*** Task material Section Begins ***

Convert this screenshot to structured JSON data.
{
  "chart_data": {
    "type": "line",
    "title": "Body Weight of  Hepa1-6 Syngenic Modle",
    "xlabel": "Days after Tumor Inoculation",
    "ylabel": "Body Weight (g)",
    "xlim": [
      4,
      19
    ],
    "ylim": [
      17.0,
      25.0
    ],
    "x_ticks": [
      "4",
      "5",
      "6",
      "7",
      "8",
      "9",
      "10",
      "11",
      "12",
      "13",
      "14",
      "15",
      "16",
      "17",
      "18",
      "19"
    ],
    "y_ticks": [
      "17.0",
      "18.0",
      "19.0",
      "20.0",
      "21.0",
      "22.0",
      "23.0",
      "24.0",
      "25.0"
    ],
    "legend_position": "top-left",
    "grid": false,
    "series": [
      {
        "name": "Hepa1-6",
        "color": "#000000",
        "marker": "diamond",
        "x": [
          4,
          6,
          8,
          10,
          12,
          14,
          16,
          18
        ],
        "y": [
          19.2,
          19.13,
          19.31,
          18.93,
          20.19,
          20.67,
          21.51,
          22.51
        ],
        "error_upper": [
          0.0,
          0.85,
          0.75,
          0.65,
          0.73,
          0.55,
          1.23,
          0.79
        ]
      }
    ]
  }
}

*** Task material Section Ends ***

Task to carry out:
Show each line in the entries that holds the string "Body".

Answer space:
    "title": "Body Weight of  Hepa1-6 Syngenic Modle",
    "ylabel": "Body Weight (g)",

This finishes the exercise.